• **Short problem**:
Write out exactly the lines running from the one with "Extract the structured" to the end of the data, including both of those lines and excluding pictures.

• **Provided information**:
---+---

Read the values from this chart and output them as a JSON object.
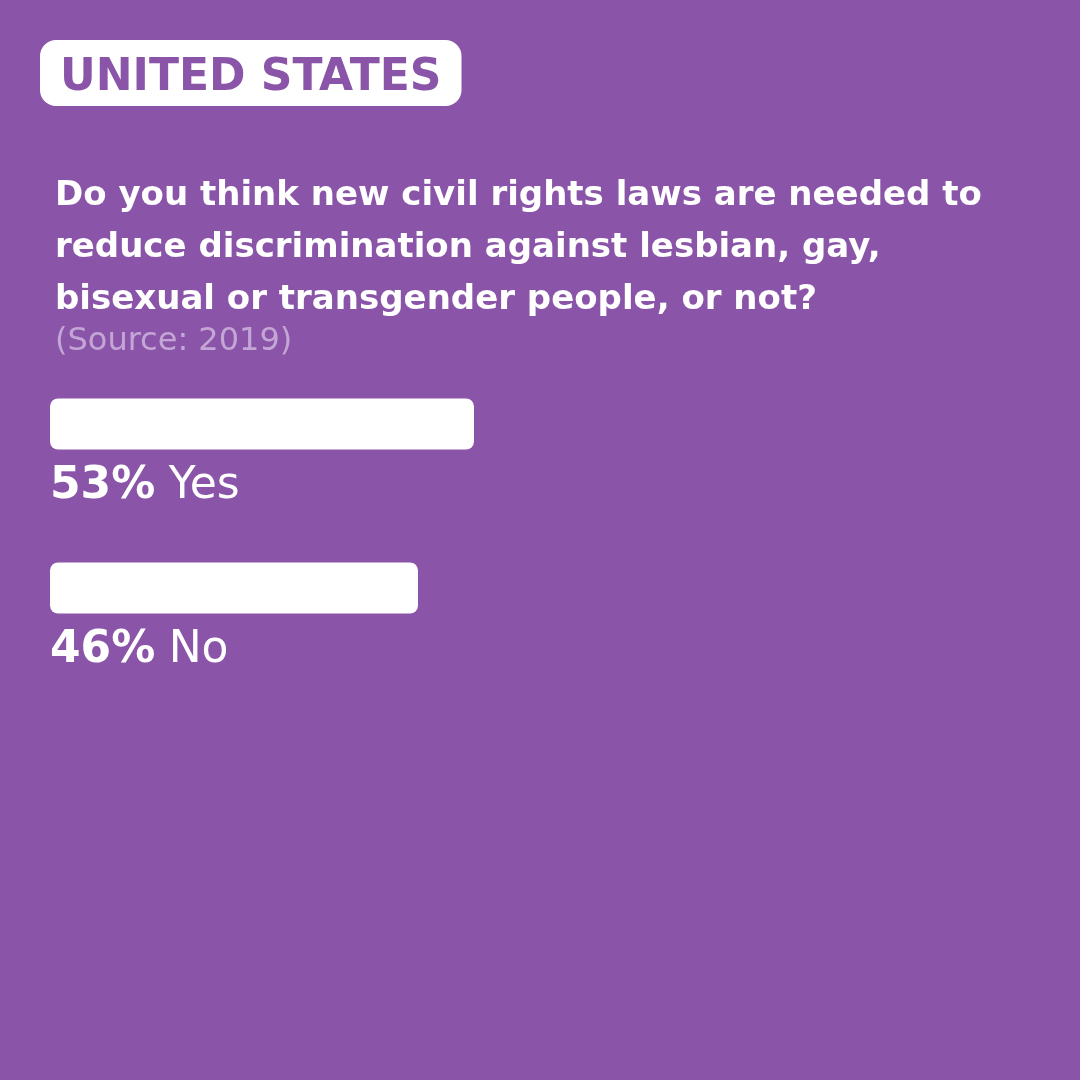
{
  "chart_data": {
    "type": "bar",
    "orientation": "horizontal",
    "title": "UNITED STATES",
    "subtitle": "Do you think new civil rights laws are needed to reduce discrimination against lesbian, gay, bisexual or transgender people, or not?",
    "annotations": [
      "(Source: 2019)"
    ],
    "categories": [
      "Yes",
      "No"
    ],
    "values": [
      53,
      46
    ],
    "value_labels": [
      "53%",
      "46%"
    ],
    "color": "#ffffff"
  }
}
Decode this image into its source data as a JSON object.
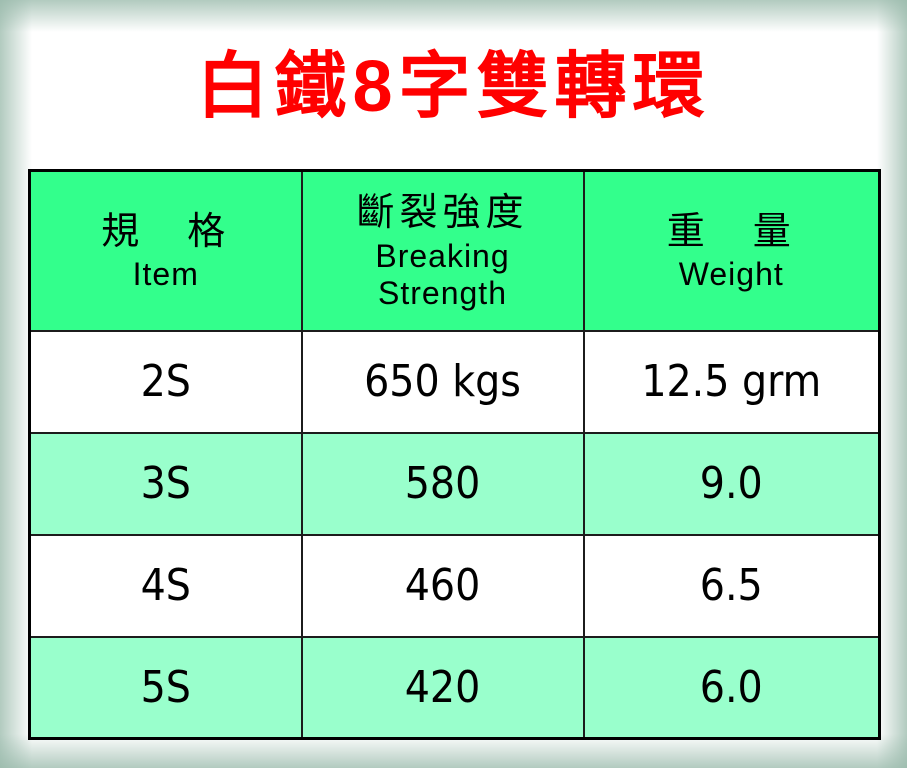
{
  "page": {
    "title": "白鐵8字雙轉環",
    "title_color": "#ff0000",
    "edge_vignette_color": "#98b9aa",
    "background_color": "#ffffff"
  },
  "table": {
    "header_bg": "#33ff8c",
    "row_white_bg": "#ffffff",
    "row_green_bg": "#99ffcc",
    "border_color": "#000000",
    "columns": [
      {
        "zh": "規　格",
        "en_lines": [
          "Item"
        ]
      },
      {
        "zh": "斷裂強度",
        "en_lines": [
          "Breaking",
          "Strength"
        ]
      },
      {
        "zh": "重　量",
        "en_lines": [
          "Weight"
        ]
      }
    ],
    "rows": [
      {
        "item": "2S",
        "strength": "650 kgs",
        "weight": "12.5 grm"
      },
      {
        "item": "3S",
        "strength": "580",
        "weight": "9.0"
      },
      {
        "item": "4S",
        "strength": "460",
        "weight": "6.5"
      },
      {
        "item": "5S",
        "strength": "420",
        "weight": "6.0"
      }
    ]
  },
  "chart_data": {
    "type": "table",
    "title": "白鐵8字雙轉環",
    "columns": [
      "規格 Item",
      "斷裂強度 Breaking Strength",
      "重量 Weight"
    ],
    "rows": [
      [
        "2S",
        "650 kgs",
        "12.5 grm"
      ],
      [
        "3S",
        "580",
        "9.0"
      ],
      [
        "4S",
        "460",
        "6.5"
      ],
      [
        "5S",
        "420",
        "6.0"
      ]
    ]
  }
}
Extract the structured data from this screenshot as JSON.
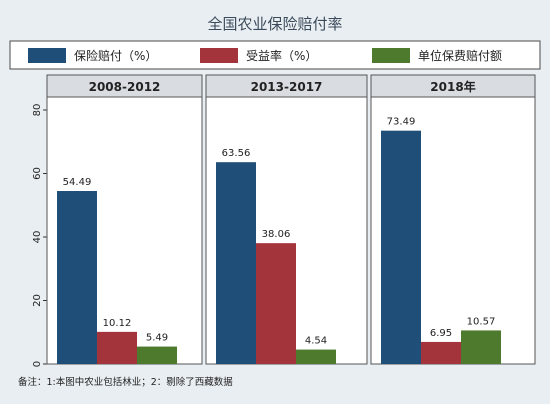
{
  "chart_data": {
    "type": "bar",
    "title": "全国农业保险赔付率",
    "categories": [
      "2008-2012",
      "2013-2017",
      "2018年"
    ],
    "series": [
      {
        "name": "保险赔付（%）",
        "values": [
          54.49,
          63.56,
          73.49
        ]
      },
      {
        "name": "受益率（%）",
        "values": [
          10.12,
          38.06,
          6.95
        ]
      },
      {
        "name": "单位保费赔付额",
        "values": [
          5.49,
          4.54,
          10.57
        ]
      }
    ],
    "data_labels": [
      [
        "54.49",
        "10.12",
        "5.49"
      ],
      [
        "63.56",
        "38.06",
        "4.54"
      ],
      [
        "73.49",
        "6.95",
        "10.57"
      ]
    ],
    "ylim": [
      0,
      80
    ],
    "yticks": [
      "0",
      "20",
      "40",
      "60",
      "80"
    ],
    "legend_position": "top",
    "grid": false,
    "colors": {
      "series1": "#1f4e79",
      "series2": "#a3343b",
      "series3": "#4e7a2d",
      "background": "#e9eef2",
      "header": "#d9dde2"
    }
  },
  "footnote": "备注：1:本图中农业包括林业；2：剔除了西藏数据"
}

---+---

• **Finished exercise**:
Extract the structured data from this screenshot as JSON.
{
  "chart_data": {
    "type": "bar",
    "title": "全国农业保险赔付率",
    "categories": [
      "2008-2012",
      "2013-2017",
      "2018年"
    ],
    "series": [
      {
        "name": "保险赔付（%）",
        "values": [
          54.49,
          63.56,
          73.49
        ]
      },
      {
        "name": "受益率（%）",
        "values": [
          10.12,
          38.06,
          6.95
        ]
      },
      {
        "name": "单位保费赔付额",
        "values": [
          5.49,
          4.54,
          10.57
        ]
      }
    ],
    "data_labels": [
      [
        "54.49",
        "10.12",
        "5.49"
      ],
      [
        "63.56",
        "38.06",
        "4.54"
      ],
      [
        "73.49",
        "6.95",
        "10.57"
      ]
    ],
    "ylim": [
      0,
      80
    ],
    "yticks": [
      "0",
      "20",
      "40",
      "60",
      "80"
    ],
    "legend_position": "top",
    "grid": false,
    "colors": {
      "series1": "#1f4e79",
      "series2": "#a3343b",
      "series3": "#4e7a2d",
      "background": "#e9eef2",
      "header": "#d9dde2"
    }
  },
  "footnote": "备注：1:本图中农业包括林业；2：剔除了西藏数据"
}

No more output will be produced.